■ ENTRIES SHOWN:
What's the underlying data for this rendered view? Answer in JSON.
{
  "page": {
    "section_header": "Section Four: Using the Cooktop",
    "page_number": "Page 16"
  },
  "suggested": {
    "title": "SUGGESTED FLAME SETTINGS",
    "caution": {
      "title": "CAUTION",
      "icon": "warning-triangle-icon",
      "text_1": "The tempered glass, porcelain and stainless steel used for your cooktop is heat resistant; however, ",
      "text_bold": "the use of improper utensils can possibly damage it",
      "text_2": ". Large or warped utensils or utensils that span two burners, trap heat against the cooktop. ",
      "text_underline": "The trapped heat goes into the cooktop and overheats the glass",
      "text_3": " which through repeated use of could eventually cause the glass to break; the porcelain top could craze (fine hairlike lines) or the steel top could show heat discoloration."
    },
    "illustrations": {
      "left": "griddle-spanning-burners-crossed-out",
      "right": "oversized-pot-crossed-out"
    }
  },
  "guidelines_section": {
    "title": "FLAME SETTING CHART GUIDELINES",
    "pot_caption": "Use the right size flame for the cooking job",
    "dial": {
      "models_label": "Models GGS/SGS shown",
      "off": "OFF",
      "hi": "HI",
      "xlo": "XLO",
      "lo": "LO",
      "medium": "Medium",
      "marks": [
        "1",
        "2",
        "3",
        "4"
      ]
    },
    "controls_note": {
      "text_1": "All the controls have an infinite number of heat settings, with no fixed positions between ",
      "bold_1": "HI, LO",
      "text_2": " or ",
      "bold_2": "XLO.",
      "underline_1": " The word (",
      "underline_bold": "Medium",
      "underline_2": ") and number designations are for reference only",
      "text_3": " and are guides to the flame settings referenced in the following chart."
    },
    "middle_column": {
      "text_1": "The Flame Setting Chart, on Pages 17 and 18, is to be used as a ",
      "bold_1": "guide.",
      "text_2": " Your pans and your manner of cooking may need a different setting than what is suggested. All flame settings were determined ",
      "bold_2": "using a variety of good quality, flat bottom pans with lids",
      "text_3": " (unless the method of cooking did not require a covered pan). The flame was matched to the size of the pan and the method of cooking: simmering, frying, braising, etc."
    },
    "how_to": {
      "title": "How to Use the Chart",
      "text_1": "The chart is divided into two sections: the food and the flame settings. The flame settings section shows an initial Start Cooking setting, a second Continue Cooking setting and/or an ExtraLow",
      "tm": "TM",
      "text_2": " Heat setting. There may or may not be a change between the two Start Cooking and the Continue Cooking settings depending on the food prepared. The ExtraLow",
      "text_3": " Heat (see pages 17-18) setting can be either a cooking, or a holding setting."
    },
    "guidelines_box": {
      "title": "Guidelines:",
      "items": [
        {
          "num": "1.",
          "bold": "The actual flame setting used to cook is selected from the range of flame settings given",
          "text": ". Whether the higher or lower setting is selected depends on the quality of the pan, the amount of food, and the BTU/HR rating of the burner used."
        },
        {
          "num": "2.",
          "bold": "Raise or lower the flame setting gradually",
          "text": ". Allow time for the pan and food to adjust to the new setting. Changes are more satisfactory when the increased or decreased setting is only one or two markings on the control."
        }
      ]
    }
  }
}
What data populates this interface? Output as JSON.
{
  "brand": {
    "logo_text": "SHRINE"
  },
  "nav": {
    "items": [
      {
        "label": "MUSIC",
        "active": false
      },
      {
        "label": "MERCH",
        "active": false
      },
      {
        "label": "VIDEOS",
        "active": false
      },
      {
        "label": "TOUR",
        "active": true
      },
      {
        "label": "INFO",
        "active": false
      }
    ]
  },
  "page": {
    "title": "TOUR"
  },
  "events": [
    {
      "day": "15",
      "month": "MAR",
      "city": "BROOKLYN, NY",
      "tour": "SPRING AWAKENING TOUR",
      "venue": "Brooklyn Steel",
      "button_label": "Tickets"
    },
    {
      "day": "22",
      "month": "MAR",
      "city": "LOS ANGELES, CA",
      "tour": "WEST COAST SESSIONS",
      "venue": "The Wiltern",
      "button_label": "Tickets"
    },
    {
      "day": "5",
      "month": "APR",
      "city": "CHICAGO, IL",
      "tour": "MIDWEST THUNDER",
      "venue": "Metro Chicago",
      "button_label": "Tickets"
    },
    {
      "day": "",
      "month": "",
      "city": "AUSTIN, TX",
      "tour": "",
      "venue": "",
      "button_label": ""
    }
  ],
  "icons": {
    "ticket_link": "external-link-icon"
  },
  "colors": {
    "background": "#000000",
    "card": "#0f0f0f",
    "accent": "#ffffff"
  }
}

■ REQUIREMENTS: Every record shown above should be written out again exactly.

■ ANSWER TO THE EXERCISE:
What's the underlying data for this rendered view? Answer in JSON.
{
  "page": {
    "section_header": "Section Four: Using the Cooktop",
    "page_number": "Page 16"
  },
  "suggested": {
    "title": "SUGGESTED FLAME SETTINGS",
    "caution": {
      "title": "CAUTION",
      "icon": "warning-triangle-icon",
      "text_1": "The tempered glass, porcelain and stainless steel used for your cooktop is heat resistant; however, ",
      "text_bold": "the use of improper utensils can possibly damage it",
      "text_2": ". Large or warped utensils or utensils that span two burners, trap heat against the cooktop. ",
      "text_underline": "The trapped heat goes into the cooktop and overheats the glass",
      "text_3": " which through repeated use of could eventually cause the glass to break; the porcelain top could craze (fine hairlike lines) or the steel top could show heat discoloration."
    },
    "illustrations": {
      "left": "griddle-spanning-burners-crossed-out",
      "right": "oversized-pot-crossed-out"
    }
  },
  "guidelines_section": {
    "title": "FLAME SETTING CHART GUIDELINES",
    "pot_caption": "Use the right size flame for the cooking job",
    "dial": {
      "models_label": "Models GGS/SGS shown",
      "off": "OFF",
      "hi": "HI",
      "xlo": "XLO",
      "lo": "LO",
      "medium": "Medium",
      "marks": [
        "1",
        "2",
        "3",
        "4"
      ]
    },
    "controls_note": {
      "text_1": "All the controls have an infinite number of heat settings, with no fixed positions between ",
      "bold_1": "HI, LO",
      "text_2": " or ",
      "bold_2": "XLO.",
      "underline_1": " The word (",
      "underline_bold": "Medium",
      "underline_2": ") and number designations are for reference only",
      "text_3": " and are guides to the flame settings referenced in the following chart."
    },
    "middle_column": {
      "text_1": "The Flame Setting Chart, on Pages 17 and 18, is to be used as a ",
      "bold_1": "guide.",
      "text_2": " Your pans and your manner of cooking may need a different setting than what is suggested. All flame settings were determined ",
      "bold_2": "using a variety of good quality, flat bottom pans with lids",
      "text_3": " (unless the method of cooking did not require a covered pan). The flame was matched to the size of the pan and the method of cooking: simmering, frying, braising, etc."
    },
    "how_to": {
      "title": "How to Use the Chart",
      "text_1": "The chart is divided into two sections: the food and the flame settings. The flame settings section shows an initial Start Cooking setting, a second Continue Cooking setting and/or an ExtraLow",
      "tm": "TM",
      "text_2": " Heat setting. There may or may not be a change between the two Start Cooking and the Continue Cooking settings depending on the food prepared. The ExtraLow",
      "text_3": " Heat (see pages 17-18) setting can be either a cooking, or a holding setting."
    },
    "guidelines_box": {
      "title": "Guidelines:",
      "items": [
        {
          "num": "1.",
          "bold": "The actual flame setting used to cook is selected from the range of flame settings given",
          "text": ". Whether the higher or lower setting is selected depends on the quality of the pan, the amount of food, and the BTU/HR rating of the burner used."
        },
        {
          "num": "2.",
          "bold": "Raise or lower the flame setting gradually",
          "text": ". Allow time for the pan and food to adjust to the new setting. Changes are more satisfactory when the increased or decreased setting is only one or two markings on the control."
        }
      ]
    }
  }
}
What data populates this interface? Output as JSON.
{
  "brand": {
    "logo_text": "SHRINE"
  },
  "nav": {
    "items": [
      {
        "label": "MUSIC",
        "active": false
      },
      {
        "label": "MERCH",
        "active": false
      },
      {
        "label": "VIDEOS",
        "active": false
      },
      {
        "label": "TOUR",
        "active": true
      },
      {
        "label": "INFO",
        "active": false
      }
    ]
  },
  "page": {
    "title": "TOUR"
  },
  "events": [
    {
      "day": "15",
      "month": "MAR",
      "city": "BROOKLYN, NY",
      "tour": "SPRING AWAKENING TOUR",
      "venue": "Brooklyn Steel",
      "button_label": "Tickets"
    },
    {
      "day": "22",
      "month": "MAR",
      "city": "LOS ANGELES, CA",
      "tour": "WEST COAST SESSIONS",
      "venue": "The Wiltern",
      "button_label": "Tickets"
    },
    {
      "day": "5",
      "month": "APR",
      "city": "CHICAGO, IL",
      "tour": "MIDWEST THUNDER",
      "venue": "Metro Chicago",
      "button_label": "Tickets"
    },
    {
      "day": "",
      "month": "",
      "city": "AUSTIN, TX",
      "tour": "",
      "venue": "",
      "button_label": ""
    }
  ],
  "icons": {
    "ticket_link": "external-link-icon"
  },
  "colors": {
    "background": "#000000",
    "card": "#0f0f0f",
    "accent": "#ffffff"
  }
}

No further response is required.